[Start of Records for this exercise]
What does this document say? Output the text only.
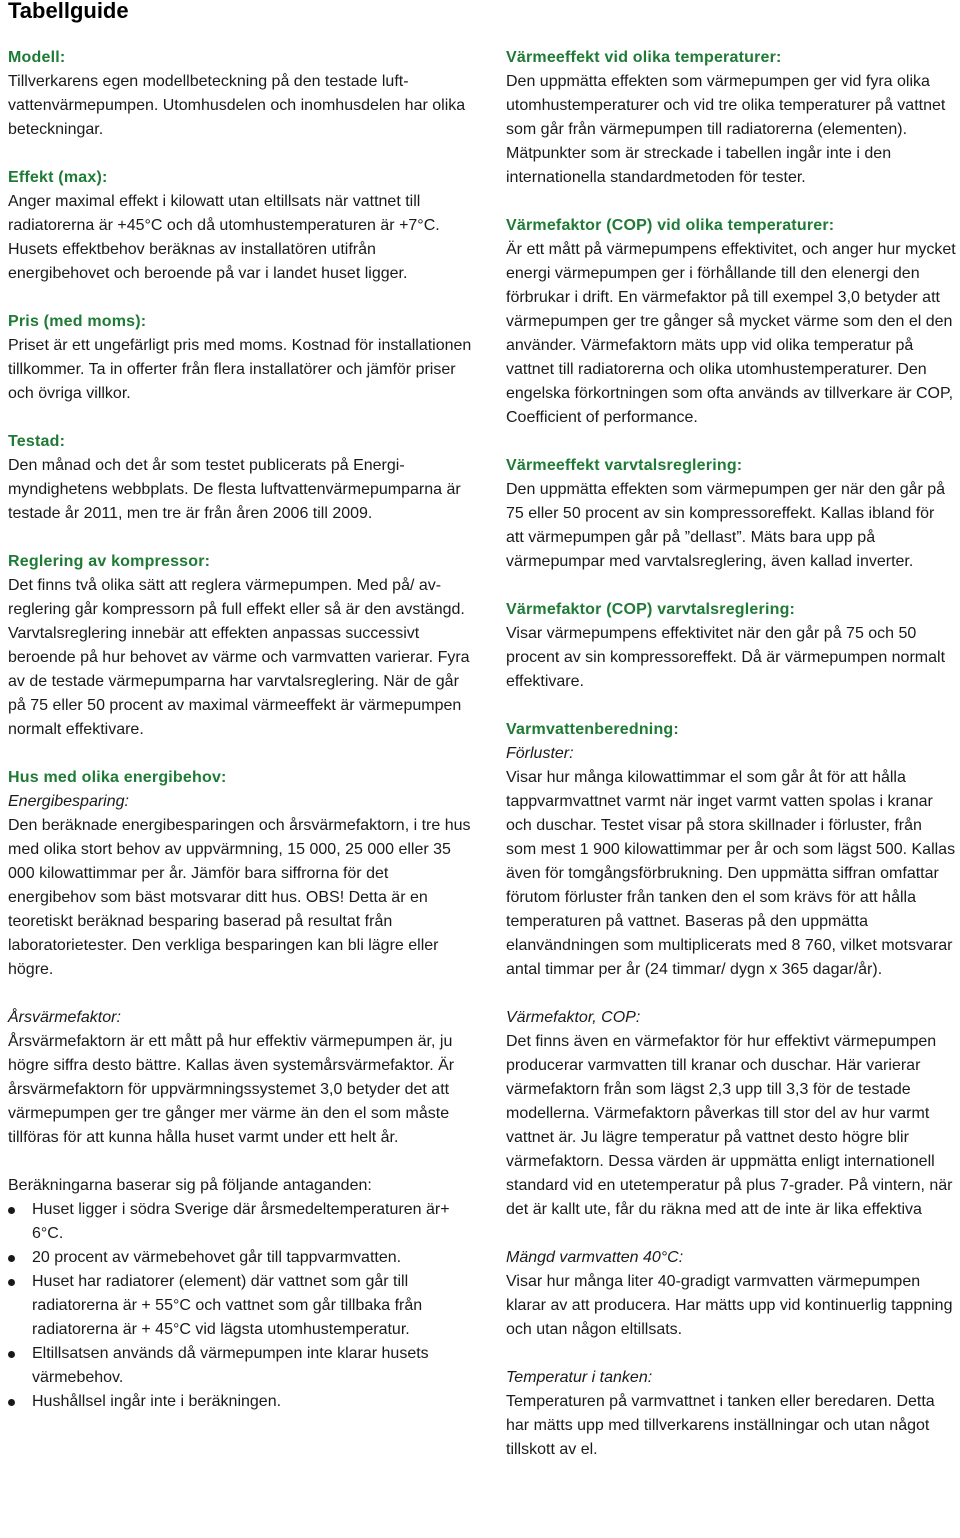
Tabellguide

Modell:

Tillverkarens egen modellbeteckning på den testade luftvattenvärmepumpen. Utomhusdelen och inomhusdelen har olika beteckningar.

Effekt (max):

Anger maximal effekt i kilowatt utan eltillsats när vattnet till radiatorerna är +45°C och då utomhustemperaturen är +7°C. Husets effektbehov beräknas av installatören utifrån energibehovet och beroende på var i landet huset ligger.

Pris (med moms):

Priset är ett ungefärligt pris med moms. Kostnad för installationen tillkommer. Ta in offerter från flera installatörer och jämför priser och övriga villkor.

Testad:

Den månad och det år som testet publicerats på Energimyndighetens webbplats. De flesta luftvattenvärmepumparna är testade år 2011, men tre är från åren 2006 till 2009.

Reglering av kompressor:

Det finns två olika sätt att reglera värmepumpen. Med på/ av-reglering går kompressorn på full effekt eller så är den avstängd. Varvtalsreglering innebär att effekten anpassas successivt beroende på hur behovet av värme och varmvatten varierar. Fyra av de testade värmepumparna har varvtalsreglering. När de går på 75 eller 50 procent av maximal värmeeffekt är värmepumpen normalt effektivare.

Hus med olika energibehov:

Energibesparing:

Den beräknade energibesparingen och årsvärmefaktorn, i tre hus med olika stort behov av uppvärmning, 15 000, 25 000 eller 35 000 kilowattimmar per år. Jämför bara siffrorna för det energibehov som bäst motsvarar ditt hus. OBS! Detta är en teoretiskt beräknad besparing baserad på resultat från laboratorietester. Den verkliga besparingen kan bli lägre eller högre.

Årsvärmefaktor:

Årsvärmefaktorn är ett mått på hur effektiv värmepumpen är, ju högre siffra desto bättre. Kallas även systemårsvärmefaktor. Är årsvärmefaktorn för uppvärmningssystemet 3,0 betyder det att värmepumpen ger tre gånger mer värme än den el som måste tillföras för att kunna hålla huset varmt under ett helt år.

Beräkningarna baserar sig på följande antaganden:

Huset ligger i södra Sverige där årsmedeltemperaturen är+ 6°C.
20 procent av värmebehovet går till tappvarmvatten.
Huset har radiatorer (element) där vattnet som går till radiatorerna är + 55°C och vattnet som går tillbaka från radiatorerna är + 45°C vid lägsta utomhustemperatur.
Eltillsatsen används då värmepumpen inte klarar husets värmebehov.
Hushållsel ingår inte i beräkningen.

Värmeeffekt vid olika temperaturer:

Den uppmätta effekten som värmepumpen ger vid fyra olika utomhustemperaturer och vid tre olika temperaturer på vattnet som går från värmepumpen till radiatorerna (elementen). Mätpunkter som är streckade i tabellen ingår inte i den internationella standardmetoden för tester.

Värmefaktor (COP) vid olika temperaturer:

Är ett mått på värmepumpens effektivitet, och anger hur mycket energi värmepumpen ger i förhållande till den elenergi den förbrukar i drift. En värmefaktor på till exempel 3,0 betyder att värmepumpen ger tre gånger så mycket värme som den el den använder. Värmefaktorn mäts upp vid olika temperatur på vattnet till radiatorerna och olika utomhustemperaturer. Den engelska förkortningen som ofta används av tillverkare är COP, Coefficient of performance.

Värmeeffekt varvtalsreglering:

Den uppmätta effekten som värmepumpen ger när den går på 75 eller 50 procent av sin kompressoreffekt. Kallas ibland för att värmepumpen går på ”dellast”. Mäts bara upp på värmepumpar med varvtalsreglering, även kallad inverter.

Värmefaktor (COP) varvtalsreglering:

Visar värmepumpens effektivitet när den går på 75 och 50 procent av sin kompressoreffekt. Då är värmepumpen normalt effektivare.

Varmvattenberedning:

Förluster:

Visar hur många kilowattimmar el som går åt för att hålla tappvarmvattnet varmt när inget varmt vatten spolas i kranar och duschar. Testet visar på stora skillnader i förluster, från som mest 1 900 kilowattimmar per år och som lägst 500. Kallas även för tomgångsförbrukning. Den uppmätta siffran omfattar förutom förluster från tanken den el som krävs för att hålla temperaturen på vattnet. Baseras på den uppmätta elanvändningen som multiplicerats med 8 760, vilket motsvarar antal timmar per år (24 timmar/ dygn x 365 dagar/år).

Värmefaktor, COP:

Det finns även en värmefaktor för hur effektivt värmepumpen producerar varmvatten till kranar och duschar. Här varierar värmefaktorn från som lägst 2,3 upp till 3,3 för de testade modellerna. Värmefaktorn påverkas till stor del av hur varmt vattnet är. Ju lägre temperatur på vattnet desto högre blir värmefaktorn. Dessa värden är uppmätta enligt internationell standard vid en utetemperatur på plus 7-grader. På vintern, när det är kallt ute, får du räkna med att de inte är lika effektiva

Mängd varmvatten 40°C:

Visar hur många liter 40-gradigt varmvatten värmepumpen klarar av att producera. Har mätts upp vid kontinuerlig tappning och utan någon eltillsats.

Temperatur i tanken:

Temperaturen på varmvattnet i tanken eller beredaren. Detta har mätts upp med tillverkarens inställningar och utan något tillskott av el.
[End of Records for this exercise]
To be done:
Filter the entries and copy out every line with the word "maximal".

The reply:
Anger maximal effekt i kilowatt utan eltillsats när vattnet till radiatorerna är +45°C och då utomhustemperaturen är +7°C. Husets effektbehov beräknas av installatören utifrån energibehovet och beroende på var i landet huset ligger.
Det finns två olika sätt att reglera värmepumpen. Med på/ av-reglering går kompressorn på full effekt eller så är den avstängd. Varvtalsreglering innebär att effekten anpassas successivt beroende på hur behovet av värme och varmvatten varierar. Fyra av de testade värmepumparna har varvtalsreglering. När de går på 75 eller 50 procent av maximal värmeeffekt är värmepumpen normalt effektivare.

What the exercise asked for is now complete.